What the task asks -
In the listing below, identify each line with the word "label" and return those lines.

Stored data entries:
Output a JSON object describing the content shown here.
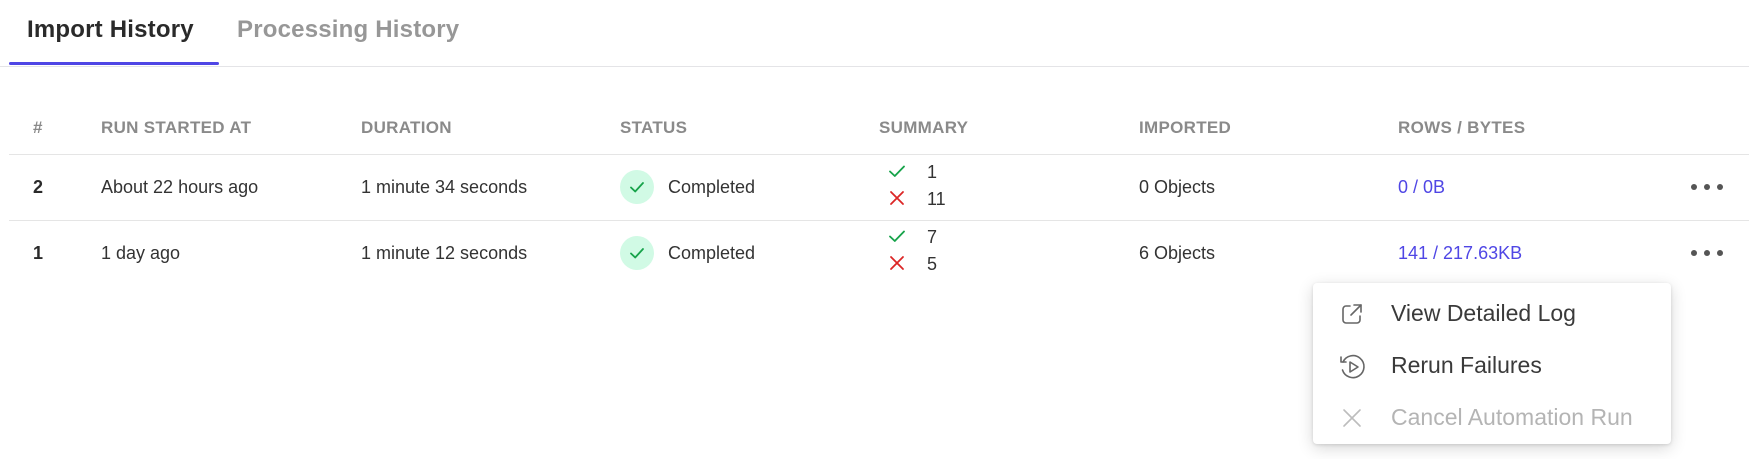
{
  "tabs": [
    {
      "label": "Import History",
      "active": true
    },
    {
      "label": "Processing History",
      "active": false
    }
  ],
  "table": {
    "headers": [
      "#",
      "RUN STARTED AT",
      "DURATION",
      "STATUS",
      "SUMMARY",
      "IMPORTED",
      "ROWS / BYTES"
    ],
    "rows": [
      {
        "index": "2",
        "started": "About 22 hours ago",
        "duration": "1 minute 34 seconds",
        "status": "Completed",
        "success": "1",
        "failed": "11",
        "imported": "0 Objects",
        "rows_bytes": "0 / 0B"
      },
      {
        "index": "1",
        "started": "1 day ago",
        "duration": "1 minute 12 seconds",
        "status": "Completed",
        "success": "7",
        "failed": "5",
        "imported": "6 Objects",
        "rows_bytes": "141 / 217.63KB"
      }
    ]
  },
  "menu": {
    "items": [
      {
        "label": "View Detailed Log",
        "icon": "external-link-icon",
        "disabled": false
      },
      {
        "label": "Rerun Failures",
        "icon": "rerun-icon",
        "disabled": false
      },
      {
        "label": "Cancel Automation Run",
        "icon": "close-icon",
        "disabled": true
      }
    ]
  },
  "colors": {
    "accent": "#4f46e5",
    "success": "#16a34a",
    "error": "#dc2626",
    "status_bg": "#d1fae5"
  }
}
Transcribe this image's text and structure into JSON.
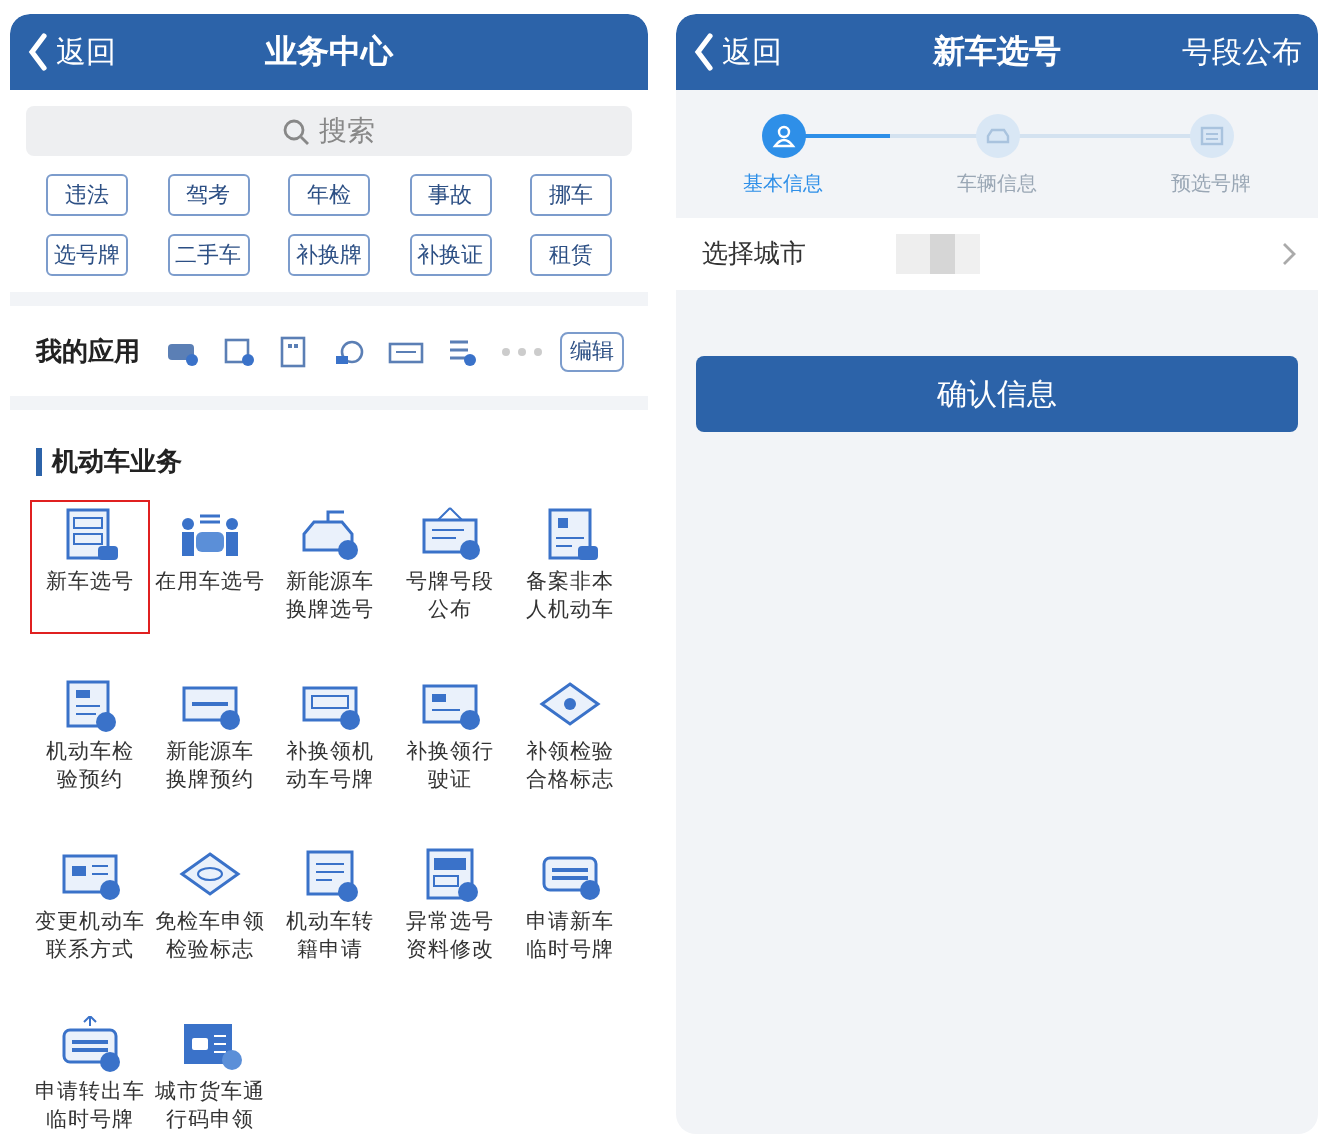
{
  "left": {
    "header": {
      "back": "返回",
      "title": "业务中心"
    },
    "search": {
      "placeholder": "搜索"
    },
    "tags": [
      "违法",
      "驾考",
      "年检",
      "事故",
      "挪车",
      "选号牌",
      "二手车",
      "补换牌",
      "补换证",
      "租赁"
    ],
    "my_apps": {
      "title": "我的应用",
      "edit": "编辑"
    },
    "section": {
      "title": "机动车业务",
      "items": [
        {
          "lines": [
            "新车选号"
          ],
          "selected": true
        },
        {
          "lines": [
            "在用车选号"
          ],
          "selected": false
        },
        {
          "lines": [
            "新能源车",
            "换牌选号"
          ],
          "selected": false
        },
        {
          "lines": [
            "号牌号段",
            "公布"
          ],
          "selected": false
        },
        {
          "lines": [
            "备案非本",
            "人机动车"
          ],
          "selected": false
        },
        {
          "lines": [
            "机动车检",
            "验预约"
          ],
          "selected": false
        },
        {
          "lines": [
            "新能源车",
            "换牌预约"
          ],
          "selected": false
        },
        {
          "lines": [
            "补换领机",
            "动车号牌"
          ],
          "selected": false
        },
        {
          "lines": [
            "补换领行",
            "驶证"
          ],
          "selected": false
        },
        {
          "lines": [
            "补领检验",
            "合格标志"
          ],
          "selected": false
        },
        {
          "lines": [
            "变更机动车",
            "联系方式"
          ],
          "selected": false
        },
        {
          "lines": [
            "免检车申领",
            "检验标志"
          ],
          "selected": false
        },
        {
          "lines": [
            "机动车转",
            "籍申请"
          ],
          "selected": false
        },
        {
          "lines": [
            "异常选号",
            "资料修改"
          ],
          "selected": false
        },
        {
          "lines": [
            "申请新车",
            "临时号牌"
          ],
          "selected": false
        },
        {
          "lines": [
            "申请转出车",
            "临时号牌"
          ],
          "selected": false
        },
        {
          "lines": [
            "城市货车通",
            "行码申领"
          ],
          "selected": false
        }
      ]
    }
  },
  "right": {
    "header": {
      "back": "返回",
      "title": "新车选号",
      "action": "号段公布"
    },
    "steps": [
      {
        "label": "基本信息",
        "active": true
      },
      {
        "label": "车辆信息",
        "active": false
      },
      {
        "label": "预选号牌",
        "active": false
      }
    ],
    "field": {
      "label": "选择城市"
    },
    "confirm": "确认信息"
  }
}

Final answer -
      "label": "Import History",
      "label": "Processing History",
        "label": "View Detailed Log",
        "label": "Rerun Failures",
        "label": "Cancel Automation Run",
        "label": "基本信息",
        "label": "车辆信息",
        "label": "预选号牌",
      "label": "选择城市"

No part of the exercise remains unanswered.